» **TASK INSTRUCTIONS**
Give back the full listing, character for character, with no pictures.

» **DATA ROWS**
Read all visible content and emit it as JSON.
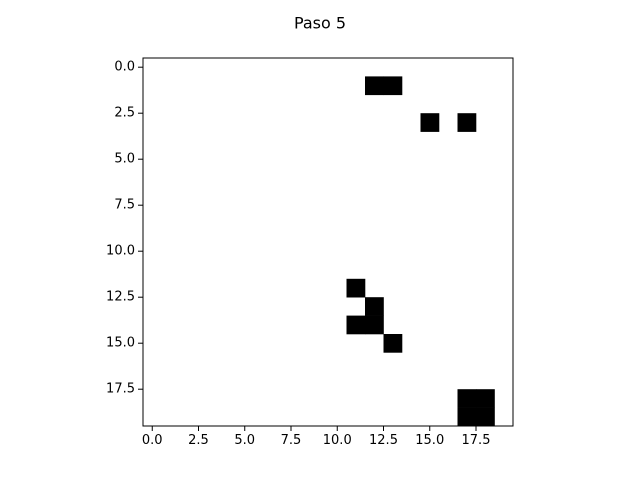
{
  "chart_data": {
    "type": "heatmap",
    "title": "Paso 5",
    "grid_size": [
      20,
      20
    ],
    "colormap": "binary",
    "colors": {
      "on": "#000000",
      "off": "#ffffff",
      "axis": "#000000"
    },
    "xlim": [
      -0.5,
      19.5
    ],
    "ylim": [
      19.5,
      -0.5
    ],
    "x_ticks": [
      0.0,
      2.5,
      5.0,
      7.5,
      10.0,
      12.5,
      15.0,
      17.5
    ],
    "x_tick_labels": [
      "0.0",
      "2.5",
      "5.0",
      "7.5",
      "10.0",
      "12.5",
      "15.0",
      "17.5"
    ],
    "y_ticks": [
      0.0,
      2.5,
      5.0,
      7.5,
      10.0,
      12.5,
      15.0,
      17.5
    ],
    "y_tick_labels": [
      "0.0",
      "2.5",
      "5.0",
      "7.5",
      "10.0",
      "12.5",
      "15.0",
      "17.5"
    ],
    "cells_on": [
      [
        1,
        12
      ],
      [
        1,
        13
      ],
      [
        3,
        15
      ],
      [
        3,
        17
      ],
      [
        12,
        11
      ],
      [
        13,
        12
      ],
      [
        14,
        11
      ],
      [
        14,
        12
      ],
      [
        15,
        13
      ],
      [
        18,
        17
      ],
      [
        18,
        18
      ],
      [
        19,
        17
      ],
      [
        19,
        18
      ]
    ]
  }
}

» **SOLUTION FOR THIS PROBLEM**
Read all visible content and emit it as JSON.
{
  "chart_data": {
    "type": "heatmap",
    "title": "Paso 5",
    "grid_size": [
      20,
      20
    ],
    "colormap": "binary",
    "colors": {
      "on": "#000000",
      "off": "#ffffff",
      "axis": "#000000"
    },
    "xlim": [
      -0.5,
      19.5
    ],
    "ylim": [
      19.5,
      -0.5
    ],
    "x_ticks": [
      0.0,
      2.5,
      5.0,
      7.5,
      10.0,
      12.5,
      15.0,
      17.5
    ],
    "x_tick_labels": [
      "0.0",
      "2.5",
      "5.0",
      "7.5",
      "10.0",
      "12.5",
      "15.0",
      "17.5"
    ],
    "y_ticks": [
      0.0,
      2.5,
      5.0,
      7.5,
      10.0,
      12.5,
      15.0,
      17.5
    ],
    "y_tick_labels": [
      "0.0",
      "2.5",
      "5.0",
      "7.5",
      "10.0",
      "12.5",
      "15.0",
      "17.5"
    ],
    "cells_on": [
      [
        1,
        12
      ],
      [
        1,
        13
      ],
      [
        3,
        15
      ],
      [
        3,
        17
      ],
      [
        12,
        11
      ],
      [
        13,
        12
      ],
      [
        14,
        11
      ],
      [
        14,
        12
      ],
      [
        15,
        13
      ],
      [
        18,
        17
      ],
      [
        18,
        18
      ],
      [
        19,
        17
      ],
      [
        19,
        18
      ]
    ]
  }
}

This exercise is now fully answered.